• Assignment
Below are some records; copy each line in them that contains "when".

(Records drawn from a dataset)
· · ·

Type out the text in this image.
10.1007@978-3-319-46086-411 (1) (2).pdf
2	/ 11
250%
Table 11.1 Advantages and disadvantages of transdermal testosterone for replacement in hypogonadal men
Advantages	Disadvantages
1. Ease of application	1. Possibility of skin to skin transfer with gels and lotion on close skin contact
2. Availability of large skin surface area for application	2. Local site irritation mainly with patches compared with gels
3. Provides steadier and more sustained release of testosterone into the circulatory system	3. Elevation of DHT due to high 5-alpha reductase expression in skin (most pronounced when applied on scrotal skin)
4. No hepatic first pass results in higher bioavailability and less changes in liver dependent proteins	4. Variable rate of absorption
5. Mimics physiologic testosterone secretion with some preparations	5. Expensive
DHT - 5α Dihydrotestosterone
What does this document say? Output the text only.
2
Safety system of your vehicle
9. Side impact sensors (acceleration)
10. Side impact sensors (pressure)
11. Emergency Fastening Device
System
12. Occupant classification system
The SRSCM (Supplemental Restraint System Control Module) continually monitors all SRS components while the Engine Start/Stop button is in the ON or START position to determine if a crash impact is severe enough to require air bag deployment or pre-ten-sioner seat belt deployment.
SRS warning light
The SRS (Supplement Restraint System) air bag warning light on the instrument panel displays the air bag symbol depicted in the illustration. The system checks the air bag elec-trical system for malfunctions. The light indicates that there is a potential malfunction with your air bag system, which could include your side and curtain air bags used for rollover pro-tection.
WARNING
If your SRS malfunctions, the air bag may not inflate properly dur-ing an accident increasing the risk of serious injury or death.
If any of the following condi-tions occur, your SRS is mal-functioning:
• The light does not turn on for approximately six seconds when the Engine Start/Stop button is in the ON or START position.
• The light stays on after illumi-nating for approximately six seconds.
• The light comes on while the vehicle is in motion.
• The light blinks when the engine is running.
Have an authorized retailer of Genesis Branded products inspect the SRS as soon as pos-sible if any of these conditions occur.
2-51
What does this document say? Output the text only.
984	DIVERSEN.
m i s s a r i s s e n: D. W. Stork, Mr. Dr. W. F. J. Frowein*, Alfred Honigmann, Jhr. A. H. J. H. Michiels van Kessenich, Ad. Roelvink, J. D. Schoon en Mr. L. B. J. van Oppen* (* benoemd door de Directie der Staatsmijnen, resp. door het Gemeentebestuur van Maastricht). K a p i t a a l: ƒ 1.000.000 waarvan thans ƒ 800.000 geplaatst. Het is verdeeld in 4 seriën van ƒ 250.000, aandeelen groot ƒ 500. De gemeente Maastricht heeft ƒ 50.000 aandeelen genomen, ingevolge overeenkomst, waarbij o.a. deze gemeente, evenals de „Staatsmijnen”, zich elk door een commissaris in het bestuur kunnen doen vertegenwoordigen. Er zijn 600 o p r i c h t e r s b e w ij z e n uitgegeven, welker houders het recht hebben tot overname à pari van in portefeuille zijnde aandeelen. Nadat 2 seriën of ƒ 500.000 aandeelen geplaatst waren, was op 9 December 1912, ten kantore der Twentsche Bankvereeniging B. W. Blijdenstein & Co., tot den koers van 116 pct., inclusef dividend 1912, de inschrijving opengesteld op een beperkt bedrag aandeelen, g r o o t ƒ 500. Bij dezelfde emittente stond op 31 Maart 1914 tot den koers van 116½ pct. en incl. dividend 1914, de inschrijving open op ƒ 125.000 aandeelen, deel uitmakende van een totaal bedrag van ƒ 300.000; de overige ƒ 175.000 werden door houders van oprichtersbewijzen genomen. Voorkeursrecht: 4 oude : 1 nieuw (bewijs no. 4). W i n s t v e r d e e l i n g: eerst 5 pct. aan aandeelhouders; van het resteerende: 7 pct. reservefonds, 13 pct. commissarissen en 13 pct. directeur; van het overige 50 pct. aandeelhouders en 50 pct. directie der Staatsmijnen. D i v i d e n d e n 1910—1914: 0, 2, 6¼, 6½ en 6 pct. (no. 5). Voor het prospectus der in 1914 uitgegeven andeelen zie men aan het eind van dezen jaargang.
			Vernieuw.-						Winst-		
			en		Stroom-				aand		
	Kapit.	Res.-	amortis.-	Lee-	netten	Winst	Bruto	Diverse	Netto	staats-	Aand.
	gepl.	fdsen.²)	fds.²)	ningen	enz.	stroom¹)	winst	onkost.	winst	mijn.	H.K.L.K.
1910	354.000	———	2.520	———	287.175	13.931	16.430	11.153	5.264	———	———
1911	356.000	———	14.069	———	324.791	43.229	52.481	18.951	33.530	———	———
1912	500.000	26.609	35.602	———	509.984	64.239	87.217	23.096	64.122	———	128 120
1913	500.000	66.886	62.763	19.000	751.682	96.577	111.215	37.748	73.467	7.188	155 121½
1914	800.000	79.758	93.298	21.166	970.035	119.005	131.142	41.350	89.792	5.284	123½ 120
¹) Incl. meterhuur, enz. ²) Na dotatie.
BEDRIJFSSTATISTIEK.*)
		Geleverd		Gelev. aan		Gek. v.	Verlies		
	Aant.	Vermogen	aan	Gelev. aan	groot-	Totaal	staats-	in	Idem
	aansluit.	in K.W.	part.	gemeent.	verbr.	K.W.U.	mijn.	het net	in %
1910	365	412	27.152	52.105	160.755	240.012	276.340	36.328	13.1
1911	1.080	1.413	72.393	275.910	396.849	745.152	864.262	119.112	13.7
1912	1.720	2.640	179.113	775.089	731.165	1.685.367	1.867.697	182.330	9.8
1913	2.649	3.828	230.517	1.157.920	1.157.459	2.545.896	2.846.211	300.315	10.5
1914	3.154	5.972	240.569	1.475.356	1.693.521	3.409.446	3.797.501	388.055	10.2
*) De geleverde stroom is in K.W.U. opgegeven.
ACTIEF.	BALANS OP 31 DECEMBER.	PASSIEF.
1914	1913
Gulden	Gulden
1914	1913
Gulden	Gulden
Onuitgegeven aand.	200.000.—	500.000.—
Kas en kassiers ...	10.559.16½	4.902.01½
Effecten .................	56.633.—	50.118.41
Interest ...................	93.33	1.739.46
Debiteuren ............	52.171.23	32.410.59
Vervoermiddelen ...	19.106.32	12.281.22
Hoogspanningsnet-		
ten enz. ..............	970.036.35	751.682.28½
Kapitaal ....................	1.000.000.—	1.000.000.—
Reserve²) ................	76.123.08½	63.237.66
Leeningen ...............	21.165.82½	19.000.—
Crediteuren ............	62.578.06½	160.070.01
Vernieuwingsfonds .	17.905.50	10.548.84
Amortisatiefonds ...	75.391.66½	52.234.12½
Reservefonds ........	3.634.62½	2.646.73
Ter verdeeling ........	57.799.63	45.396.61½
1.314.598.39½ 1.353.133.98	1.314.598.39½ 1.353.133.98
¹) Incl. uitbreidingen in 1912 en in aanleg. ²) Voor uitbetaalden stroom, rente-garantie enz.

· · ·

• Solution
3. Provides steadier and more sustained release of testosterone into the circulatory system	3. Elevation of DHT due to high 5-alpha reductase expression in skin (most pronounced when applied on scrotal skin)
• The light does not turn on for approximately six seconds when the Engine Start/Stop button is in the ON or START position.
• The light blinks when the engine is running.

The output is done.